* BEGIN PROVIDED DATA *
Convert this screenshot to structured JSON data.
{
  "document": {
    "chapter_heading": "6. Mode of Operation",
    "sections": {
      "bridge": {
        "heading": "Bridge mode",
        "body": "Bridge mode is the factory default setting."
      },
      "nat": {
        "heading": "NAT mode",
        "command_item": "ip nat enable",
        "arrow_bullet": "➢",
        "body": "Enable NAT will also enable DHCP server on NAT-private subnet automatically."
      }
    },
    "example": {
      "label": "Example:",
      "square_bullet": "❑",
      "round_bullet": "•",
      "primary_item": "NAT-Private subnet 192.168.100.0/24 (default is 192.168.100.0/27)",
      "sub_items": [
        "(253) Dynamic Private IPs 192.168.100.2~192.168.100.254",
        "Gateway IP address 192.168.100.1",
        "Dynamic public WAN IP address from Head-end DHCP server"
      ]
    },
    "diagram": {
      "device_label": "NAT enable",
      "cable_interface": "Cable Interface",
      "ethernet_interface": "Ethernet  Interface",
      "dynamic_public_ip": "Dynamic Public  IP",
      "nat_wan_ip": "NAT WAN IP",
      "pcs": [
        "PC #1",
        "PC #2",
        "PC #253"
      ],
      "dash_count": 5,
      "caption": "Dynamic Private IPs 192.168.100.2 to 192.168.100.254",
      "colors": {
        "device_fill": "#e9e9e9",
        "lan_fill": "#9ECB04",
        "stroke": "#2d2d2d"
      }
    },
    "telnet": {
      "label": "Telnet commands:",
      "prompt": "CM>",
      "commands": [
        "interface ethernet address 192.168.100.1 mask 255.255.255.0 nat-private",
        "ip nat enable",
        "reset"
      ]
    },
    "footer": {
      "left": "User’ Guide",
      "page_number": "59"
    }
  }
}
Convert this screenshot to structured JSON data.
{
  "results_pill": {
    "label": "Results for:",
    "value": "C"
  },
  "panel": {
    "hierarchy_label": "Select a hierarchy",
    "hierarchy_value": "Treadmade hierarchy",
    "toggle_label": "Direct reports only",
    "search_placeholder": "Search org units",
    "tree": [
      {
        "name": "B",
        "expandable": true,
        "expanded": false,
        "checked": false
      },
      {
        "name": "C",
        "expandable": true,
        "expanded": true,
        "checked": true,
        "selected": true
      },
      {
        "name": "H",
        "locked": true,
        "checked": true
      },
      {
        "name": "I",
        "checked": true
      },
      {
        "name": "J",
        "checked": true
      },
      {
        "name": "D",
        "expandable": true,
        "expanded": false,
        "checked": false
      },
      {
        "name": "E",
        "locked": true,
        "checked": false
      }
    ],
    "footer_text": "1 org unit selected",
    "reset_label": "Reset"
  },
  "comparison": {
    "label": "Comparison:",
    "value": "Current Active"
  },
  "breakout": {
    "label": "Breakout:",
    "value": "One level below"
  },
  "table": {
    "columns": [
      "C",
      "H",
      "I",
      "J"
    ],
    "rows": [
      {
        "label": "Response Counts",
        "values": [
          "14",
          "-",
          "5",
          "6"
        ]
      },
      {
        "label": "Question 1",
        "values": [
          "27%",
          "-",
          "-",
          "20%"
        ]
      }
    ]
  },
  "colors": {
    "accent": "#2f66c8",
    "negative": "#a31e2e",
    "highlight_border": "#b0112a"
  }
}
* END PROVIDED DATA *
**WHAT YOU SHOULD DO**
Print the records above in full, exactly.

**RESPONSE**
Convert this screenshot to structured JSON data.
{
  "document": {
    "chapter_heading": "6. Mode of Operation",
    "sections": {
      "bridge": {
        "heading": "Bridge mode",
        "body": "Bridge mode is the factory default setting."
      },
      "nat": {
        "heading": "NAT mode",
        "command_item": "ip nat enable",
        "arrow_bullet": "➢",
        "body": "Enable NAT will also enable DHCP server on NAT-private subnet automatically."
      }
    },
    "example": {
      "label": "Example:",
      "square_bullet": "❑",
      "round_bullet": "•",
      "primary_item": "NAT-Private subnet 192.168.100.0/24 (default is 192.168.100.0/27)",
      "sub_items": [
        "(253) Dynamic Private IPs 192.168.100.2~192.168.100.254",
        "Gateway IP address 192.168.100.1",
        "Dynamic public WAN IP address from Head-end DHCP server"
      ]
    },
    "diagram": {
      "device_label": "NAT enable",
      "cable_interface": "Cable Interface",
      "ethernet_interface": "Ethernet  Interface",
      "dynamic_public_ip": "Dynamic Public  IP",
      "nat_wan_ip": "NAT WAN IP",
      "pcs": [
        "PC #1",
        "PC #2",
        "PC #253"
      ],
      "dash_count": 5,
      "caption": "Dynamic Private IPs 192.168.100.2 to 192.168.100.254",
      "colors": {
        "device_fill": "#e9e9e9",
        "lan_fill": "#9ECB04",
        "stroke": "#2d2d2d"
      }
    },
    "telnet": {
      "label": "Telnet commands:",
      "prompt": "CM>",
      "commands": [
        "interface ethernet address 192.168.100.1 mask 255.255.255.0 nat-private",
        "ip nat enable",
        "reset"
      ]
    },
    "footer": {
      "left": "User’ Guide",
      "page_number": "59"
    }
  }
}
Convert this screenshot to structured JSON data.
{
  "results_pill": {
    "label": "Results for:",
    "value": "C"
  },
  "panel": {
    "hierarchy_label": "Select a hierarchy",
    "hierarchy_value": "Treadmade hierarchy",
    "toggle_label": "Direct reports only",
    "search_placeholder": "Search org units",
    "tree": [
      {
        "name": "B",
        "expandable": true,
        "expanded": false,
        "checked": false
      },
      {
        "name": "C",
        "expandable": true,
        "expanded": true,
        "checked": true,
        "selected": true
      },
      {
        "name": "H",
        "locked": true,
        "checked": true
      },
      {
        "name": "I",
        "checked": true
      },
      {
        "name": "J",
        "checked": true
      },
      {
        "name": "D",
        "expandable": true,
        "expanded": false,
        "checked": false
      },
      {
        "name": "E",
        "locked": true,
        "checked": false
      }
    ],
    "footer_text": "1 org unit selected",
    "reset_label": "Reset"
  },
  "comparison": {
    "label": "Comparison:",
    "value": "Current Active"
  },
  "breakout": {
    "label": "Breakout:",
    "value": "One level below"
  },
  "table": {
    "columns": [
      "C",
      "H",
      "I",
      "J"
    ],
    "rows": [
      {
        "label": "Response Counts",
        "values": [
          "14",
          "-",
          "5",
          "6"
        ]
      },
      {
        "label": "Question 1",
        "values": [
          "27%",
          "-",
          "-",
          "20%"
        ]
      }
    ]
  },
  "colors": {
    "accent": "#2f66c8",
    "negative": "#a31e2e",
    "highlight_border": "#b0112a"
  }
}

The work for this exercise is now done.